Input —
-- Begin --

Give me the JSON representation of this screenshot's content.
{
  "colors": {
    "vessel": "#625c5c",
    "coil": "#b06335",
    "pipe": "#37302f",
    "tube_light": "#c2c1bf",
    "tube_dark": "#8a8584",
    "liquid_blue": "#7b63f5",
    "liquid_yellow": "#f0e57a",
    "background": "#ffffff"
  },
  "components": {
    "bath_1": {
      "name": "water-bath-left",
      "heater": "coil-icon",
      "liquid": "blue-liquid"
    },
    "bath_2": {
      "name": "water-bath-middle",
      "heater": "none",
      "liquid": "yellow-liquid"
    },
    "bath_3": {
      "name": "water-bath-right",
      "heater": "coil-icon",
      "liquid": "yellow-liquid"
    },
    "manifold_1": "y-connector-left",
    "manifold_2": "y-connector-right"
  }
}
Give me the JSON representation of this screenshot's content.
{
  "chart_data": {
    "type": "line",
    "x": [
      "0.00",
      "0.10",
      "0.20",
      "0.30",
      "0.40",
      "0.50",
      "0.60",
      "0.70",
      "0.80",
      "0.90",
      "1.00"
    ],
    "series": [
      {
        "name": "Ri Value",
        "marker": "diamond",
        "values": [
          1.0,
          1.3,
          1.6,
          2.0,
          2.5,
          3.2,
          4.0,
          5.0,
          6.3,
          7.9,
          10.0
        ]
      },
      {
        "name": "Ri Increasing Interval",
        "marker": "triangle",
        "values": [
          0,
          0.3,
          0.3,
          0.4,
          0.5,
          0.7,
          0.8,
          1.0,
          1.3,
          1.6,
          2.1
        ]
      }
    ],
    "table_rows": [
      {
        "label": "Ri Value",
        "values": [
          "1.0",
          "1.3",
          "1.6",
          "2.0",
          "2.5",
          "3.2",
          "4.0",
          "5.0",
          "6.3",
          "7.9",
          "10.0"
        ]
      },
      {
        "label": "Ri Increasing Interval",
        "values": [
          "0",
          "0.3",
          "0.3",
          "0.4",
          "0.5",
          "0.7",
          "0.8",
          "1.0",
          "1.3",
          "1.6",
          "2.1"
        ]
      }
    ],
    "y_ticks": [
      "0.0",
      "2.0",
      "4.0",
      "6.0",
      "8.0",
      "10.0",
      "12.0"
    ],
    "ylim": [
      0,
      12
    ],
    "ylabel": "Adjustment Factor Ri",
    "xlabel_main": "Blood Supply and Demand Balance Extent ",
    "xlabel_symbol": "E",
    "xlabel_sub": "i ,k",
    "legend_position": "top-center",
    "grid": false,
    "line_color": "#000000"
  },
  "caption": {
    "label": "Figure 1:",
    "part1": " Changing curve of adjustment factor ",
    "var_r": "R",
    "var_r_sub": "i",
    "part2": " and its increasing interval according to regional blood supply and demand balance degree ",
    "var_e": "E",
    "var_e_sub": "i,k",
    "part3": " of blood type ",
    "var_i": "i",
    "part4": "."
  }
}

-- End --

What to do — From the records above, extract every entry exactly as given.

Result for this task —
Give me the JSON representation of this screenshot's content.
{
  "colors": {
    "vessel": "#625c5c",
    "coil": "#b06335",
    "pipe": "#37302f",
    "tube_light": "#c2c1bf",
    "tube_dark": "#8a8584",
    "liquid_blue": "#7b63f5",
    "liquid_yellow": "#f0e57a",
    "background": "#ffffff"
  },
  "components": {
    "bath_1": {
      "name": "water-bath-left",
      "heater": "coil-icon",
      "liquid": "blue-liquid"
    },
    "bath_2": {
      "name": "water-bath-middle",
      "heater": "none",
      "liquid": "yellow-liquid"
    },
    "bath_3": {
      "name": "water-bath-right",
      "heater": "coil-icon",
      "liquid": "yellow-liquid"
    },
    "manifold_1": "y-connector-left",
    "manifold_2": "y-connector-right"
  }
}
Give me the JSON representation of this screenshot's content.
{
  "chart_data": {
    "type": "line",
    "x": [
      "0.00",
      "0.10",
      "0.20",
      "0.30",
      "0.40",
      "0.50",
      "0.60",
      "0.70",
      "0.80",
      "0.90",
      "1.00"
    ],
    "series": [
      {
        "name": "Ri Value",
        "marker": "diamond",
        "values": [
          1.0,
          1.3,
          1.6,
          2.0,
          2.5,
          3.2,
          4.0,
          5.0,
          6.3,
          7.9,
          10.0
        ]
      },
      {
        "name": "Ri Increasing Interval",
        "marker": "triangle",
        "values": [
          0,
          0.3,
          0.3,
          0.4,
          0.5,
          0.7,
          0.8,
          1.0,
          1.3,
          1.6,
          2.1
        ]
      }
    ],
    "table_rows": [
      {
        "label": "Ri Value",
        "values": [
          "1.0",
          "1.3",
          "1.6",
          "2.0",
          "2.5",
          "3.2",
          "4.0",
          "5.0",
          "6.3",
          "7.9",
          "10.0"
        ]
      },
      {
        "label": "Ri Increasing Interval",
        "values": [
          "0",
          "0.3",
          "0.3",
          "0.4",
          "0.5",
          "0.7",
          "0.8",
          "1.0",
          "1.3",
          "1.6",
          "2.1"
        ]
      }
    ],
    "y_ticks": [
      "0.0",
      "2.0",
      "4.0",
      "6.0",
      "8.0",
      "10.0",
      "12.0"
    ],
    "ylim": [
      0,
      12
    ],
    "ylabel": "Adjustment Factor Ri",
    "xlabel_main": "Blood Supply and Demand Balance Extent ",
    "xlabel_symbol": "E",
    "xlabel_sub": "i ,k",
    "legend_position": "top-center",
    "grid": false,
    "line_color": "#000000"
  },
  "caption": {
    "label": "Figure 1:",
    "part1": " Changing curve of adjustment factor ",
    "var_r": "R",
    "var_r_sub": "i",
    "part2": " and its increasing interval according to regional blood supply and demand balance degree ",
    "var_e": "E",
    "var_e_sub": "i,k",
    "part3": " of blood type ",
    "var_i": "i",
    "part4": "."
  }
}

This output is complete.